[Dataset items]

:::::

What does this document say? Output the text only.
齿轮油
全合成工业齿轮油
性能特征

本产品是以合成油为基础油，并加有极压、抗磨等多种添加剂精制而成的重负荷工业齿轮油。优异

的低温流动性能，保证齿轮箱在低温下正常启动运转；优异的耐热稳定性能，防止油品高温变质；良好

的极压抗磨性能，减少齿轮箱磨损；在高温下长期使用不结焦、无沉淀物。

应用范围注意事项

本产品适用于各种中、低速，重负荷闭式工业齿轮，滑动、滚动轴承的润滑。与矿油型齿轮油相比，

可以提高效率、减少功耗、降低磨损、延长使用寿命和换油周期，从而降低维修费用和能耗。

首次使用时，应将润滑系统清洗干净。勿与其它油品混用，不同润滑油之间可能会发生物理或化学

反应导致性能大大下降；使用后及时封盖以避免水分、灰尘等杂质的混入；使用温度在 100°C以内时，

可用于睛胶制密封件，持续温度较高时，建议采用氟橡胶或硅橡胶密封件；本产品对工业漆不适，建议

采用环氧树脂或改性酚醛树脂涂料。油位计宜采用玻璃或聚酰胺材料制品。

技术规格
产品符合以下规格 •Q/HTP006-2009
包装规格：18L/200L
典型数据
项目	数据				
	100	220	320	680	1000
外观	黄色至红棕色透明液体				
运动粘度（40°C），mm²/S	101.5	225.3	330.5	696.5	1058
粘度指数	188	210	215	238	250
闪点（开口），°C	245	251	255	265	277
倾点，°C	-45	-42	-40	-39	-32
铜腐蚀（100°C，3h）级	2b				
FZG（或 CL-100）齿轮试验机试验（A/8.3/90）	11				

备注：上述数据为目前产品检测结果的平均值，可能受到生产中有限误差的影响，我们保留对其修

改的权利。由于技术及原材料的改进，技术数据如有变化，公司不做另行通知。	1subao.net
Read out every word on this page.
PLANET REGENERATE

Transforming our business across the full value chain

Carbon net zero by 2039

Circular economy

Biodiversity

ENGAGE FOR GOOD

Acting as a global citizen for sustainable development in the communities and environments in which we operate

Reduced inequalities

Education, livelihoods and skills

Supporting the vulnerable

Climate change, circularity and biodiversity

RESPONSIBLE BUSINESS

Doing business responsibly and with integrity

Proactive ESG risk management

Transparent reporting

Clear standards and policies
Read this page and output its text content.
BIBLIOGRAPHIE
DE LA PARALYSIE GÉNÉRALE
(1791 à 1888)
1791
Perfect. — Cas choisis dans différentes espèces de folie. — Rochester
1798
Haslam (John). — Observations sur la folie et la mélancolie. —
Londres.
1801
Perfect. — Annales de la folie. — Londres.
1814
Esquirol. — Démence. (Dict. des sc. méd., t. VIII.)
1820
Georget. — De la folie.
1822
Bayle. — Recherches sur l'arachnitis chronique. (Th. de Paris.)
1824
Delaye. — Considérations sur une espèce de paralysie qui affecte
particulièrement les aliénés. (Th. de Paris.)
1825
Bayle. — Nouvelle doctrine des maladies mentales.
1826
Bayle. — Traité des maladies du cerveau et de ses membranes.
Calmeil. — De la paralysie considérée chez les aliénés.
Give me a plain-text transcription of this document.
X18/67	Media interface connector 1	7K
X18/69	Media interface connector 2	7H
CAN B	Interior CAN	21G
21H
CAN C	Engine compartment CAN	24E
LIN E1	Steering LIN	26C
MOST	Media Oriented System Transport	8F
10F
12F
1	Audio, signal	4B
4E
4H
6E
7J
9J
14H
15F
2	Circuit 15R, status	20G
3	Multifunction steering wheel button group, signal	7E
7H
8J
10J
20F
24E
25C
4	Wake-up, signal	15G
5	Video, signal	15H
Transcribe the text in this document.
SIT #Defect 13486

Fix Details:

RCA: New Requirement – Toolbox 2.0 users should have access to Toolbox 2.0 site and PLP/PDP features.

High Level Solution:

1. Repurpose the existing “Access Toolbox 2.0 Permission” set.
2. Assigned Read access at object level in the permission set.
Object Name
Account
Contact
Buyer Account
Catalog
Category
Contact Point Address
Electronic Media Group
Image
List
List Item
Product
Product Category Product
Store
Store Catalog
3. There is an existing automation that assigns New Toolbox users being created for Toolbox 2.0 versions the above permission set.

:::::

- _Brief_: Pull every line containing "Perfect" out of the records.

- _Written response_:
Perfect. — Cas choisis dans différentes espèces de folie. — Rochester
Perfect. — Annales de la folie. — Londres.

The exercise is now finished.